§ Objective: Repeat the lines that follow, leaving nothing out.

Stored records
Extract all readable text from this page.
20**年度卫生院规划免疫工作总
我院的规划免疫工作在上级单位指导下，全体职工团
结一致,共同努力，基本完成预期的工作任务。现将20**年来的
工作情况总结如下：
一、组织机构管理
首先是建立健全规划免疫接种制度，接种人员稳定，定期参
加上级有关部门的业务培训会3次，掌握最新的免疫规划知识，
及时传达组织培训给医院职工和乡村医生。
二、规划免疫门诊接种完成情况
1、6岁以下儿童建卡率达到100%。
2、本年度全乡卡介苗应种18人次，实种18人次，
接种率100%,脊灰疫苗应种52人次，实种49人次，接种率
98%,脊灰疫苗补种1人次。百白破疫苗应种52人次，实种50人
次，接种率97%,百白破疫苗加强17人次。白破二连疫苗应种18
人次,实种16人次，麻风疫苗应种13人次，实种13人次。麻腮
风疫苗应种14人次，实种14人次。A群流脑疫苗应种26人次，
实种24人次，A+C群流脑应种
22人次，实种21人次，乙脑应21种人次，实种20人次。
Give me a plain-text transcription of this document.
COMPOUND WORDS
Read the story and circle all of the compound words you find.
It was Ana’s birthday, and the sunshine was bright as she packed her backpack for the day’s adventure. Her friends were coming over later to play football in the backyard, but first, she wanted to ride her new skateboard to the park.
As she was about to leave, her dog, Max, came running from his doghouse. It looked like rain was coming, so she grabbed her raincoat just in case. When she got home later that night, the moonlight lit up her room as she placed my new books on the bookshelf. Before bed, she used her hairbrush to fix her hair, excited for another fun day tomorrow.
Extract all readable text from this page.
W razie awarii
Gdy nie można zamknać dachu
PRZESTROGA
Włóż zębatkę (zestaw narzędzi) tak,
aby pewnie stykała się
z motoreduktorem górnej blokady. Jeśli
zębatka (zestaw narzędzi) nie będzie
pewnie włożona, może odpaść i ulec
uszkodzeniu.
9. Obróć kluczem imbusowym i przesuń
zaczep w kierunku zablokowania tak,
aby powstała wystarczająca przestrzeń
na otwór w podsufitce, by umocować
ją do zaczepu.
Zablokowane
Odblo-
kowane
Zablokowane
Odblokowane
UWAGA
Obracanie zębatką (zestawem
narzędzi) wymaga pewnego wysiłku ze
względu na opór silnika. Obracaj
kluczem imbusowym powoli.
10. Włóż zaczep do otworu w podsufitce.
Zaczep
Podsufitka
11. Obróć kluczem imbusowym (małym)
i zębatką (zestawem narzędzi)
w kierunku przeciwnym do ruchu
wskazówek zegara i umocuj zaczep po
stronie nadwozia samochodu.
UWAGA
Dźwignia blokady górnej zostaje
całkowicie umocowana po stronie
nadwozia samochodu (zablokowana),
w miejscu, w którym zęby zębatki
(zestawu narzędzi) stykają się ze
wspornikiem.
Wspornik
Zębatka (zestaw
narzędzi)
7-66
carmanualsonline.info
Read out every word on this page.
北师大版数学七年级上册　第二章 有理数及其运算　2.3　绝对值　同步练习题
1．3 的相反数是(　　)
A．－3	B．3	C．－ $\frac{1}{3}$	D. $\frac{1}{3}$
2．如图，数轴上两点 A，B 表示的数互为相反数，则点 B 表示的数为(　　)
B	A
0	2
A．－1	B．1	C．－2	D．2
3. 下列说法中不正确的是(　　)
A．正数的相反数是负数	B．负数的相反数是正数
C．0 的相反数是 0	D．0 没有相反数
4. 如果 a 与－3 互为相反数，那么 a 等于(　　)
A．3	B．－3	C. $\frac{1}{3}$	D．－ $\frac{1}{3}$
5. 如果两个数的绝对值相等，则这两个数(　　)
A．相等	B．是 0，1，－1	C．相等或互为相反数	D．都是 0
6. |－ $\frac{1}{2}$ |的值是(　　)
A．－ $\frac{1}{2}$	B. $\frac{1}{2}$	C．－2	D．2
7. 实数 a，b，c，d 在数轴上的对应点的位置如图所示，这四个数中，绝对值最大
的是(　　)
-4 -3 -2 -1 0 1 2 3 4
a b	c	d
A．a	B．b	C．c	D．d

§ Exercise answer:
Extract all readable text from this page.
20**年度卫生院规划免疫工作总
我院的规划免疫工作在上级单位指导下，全体职工团
结一致,共同努力，基本完成预期的工作任务。现将20**年来的
工作情况总结如下：
一、组织机构管理
首先是建立健全规划免疫接种制度，接种人员稳定，定期参
加上级有关部门的业务培训会3次，掌握最新的免疫规划知识，
及时传达组织培训给医院职工和乡村医生。
二、规划免疫门诊接种完成情况
1、6岁以下儿童建卡率达到100%。
2、本年度全乡卡介苗应种18人次，实种18人次，
接种率100%,脊灰疫苗应种52人次，实种49人次，接种率
98%,脊灰疫苗补种1人次。百白破疫苗应种52人次，实种50人
次，接种率97%,百白破疫苗加强17人次。白破二连疫苗应种18
人次,实种16人次，麻风疫苗应种13人次，实种13人次。麻腮
风疫苗应种14人次，实种14人次。A群流脑疫苗应种26人次，
实种24人次，A+C群流脑应种
22人次，实种21人次，乙脑应21种人次，实种20人次。
Give me a plain-text transcription of this document.
COMPOUND WORDS
Read the story and circle all of the compound words you find.
It was Ana’s birthday, and the sunshine was bright as she packed her backpack for the day’s adventure. Her friends were coming over later to play football in the backyard, but first, she wanted to ride her new skateboard to the park.
As she was about to leave, her dog, Max, came running from his doghouse. It looked like rain was coming, so she grabbed her raincoat just in case. When she got home later that night, the moonlight lit up her room as she placed my new books on the bookshelf. Before bed, she used her hairbrush to fix her hair, excited for another fun day tomorrow.
Extract all readable text from this page.
W razie awarii
Gdy nie można zamknać dachu
PRZESTROGA
Włóż zębatkę (zestaw narzędzi) tak,
aby pewnie stykała się
z motoreduktorem górnej blokady. Jeśli
zębatka (zestaw narzędzi) nie będzie
pewnie włożona, może odpaść i ulec
uszkodzeniu.
9. Obróć kluczem imbusowym i przesuń
zaczep w kierunku zablokowania tak,
aby powstała wystarczająca przestrzeń
na otwór w podsufitce, by umocować
ją do zaczepu.
Zablokowane
Odblo-
kowane
Zablokowane
Odblokowane
UWAGA
Obracanie zębatką (zestawem
narzędzi) wymaga pewnego wysiłku ze
względu na opór silnika. Obracaj
kluczem imbusowym powoli.
10. Włóż zaczep do otworu w podsufitce.
Zaczep
Podsufitka
11. Obróć kluczem imbusowym (małym)
i zębatką (zestawem narzędzi)
w kierunku przeciwnym do ruchu
wskazówek zegara i umocuj zaczep po
stronie nadwozia samochodu.
UWAGA
Dźwignia blokady górnej zostaje
całkowicie umocowana po stronie
nadwozia samochodu (zablokowana),
w miejscu, w którym zęby zębatki
(zestawu narzędzi) stykają się ze
wspornikiem.
Wspornik
Zębatka (zestaw
narzędzi)
7-66
carmanualsonline.info
Read out every word on this page.
北师大版数学七年级上册　第二章 有理数及其运算　2.3　绝对值　同步练习题
1．3 的相反数是(　　)
A．－3	B．3	C．－ $\frac{1}{3}$	D. $\frac{1}{3}$
2．如图，数轴上两点 A，B 表示的数互为相反数，则点 B 表示的数为(　　)
B	A
0	2
A．－1	B．1	C．－2	D．2
3. 下列说法中不正确的是(　　)
A．正数的相反数是负数	B．负数的相反数是正数
C．0 的相反数是 0	D．0 没有相反数
4. 如果 a 与－3 互为相反数，那么 a 等于(　　)
A．3	B．－3	C. $\frac{1}{3}$	D．－ $\frac{1}{3}$
5. 如果两个数的绝对值相等，则这两个数(　　)
A．相等	B．是 0，1，－1	C．相等或互为相反数	D．都是 0
6. |－ $\frac{1}{2}$ |的值是(　　)
A．－ $\frac{1}{2}$	B. $\frac{1}{2}$	C．－2	D．2
7. 实数 a，b，c，d 在数轴上的对应点的位置如图所示，这四个数中，绝对值最大
的是(　　)
-4 -3 -2 -1 0 1 2 3 4
a b	c	d
A．a	B．b	C．c	D．d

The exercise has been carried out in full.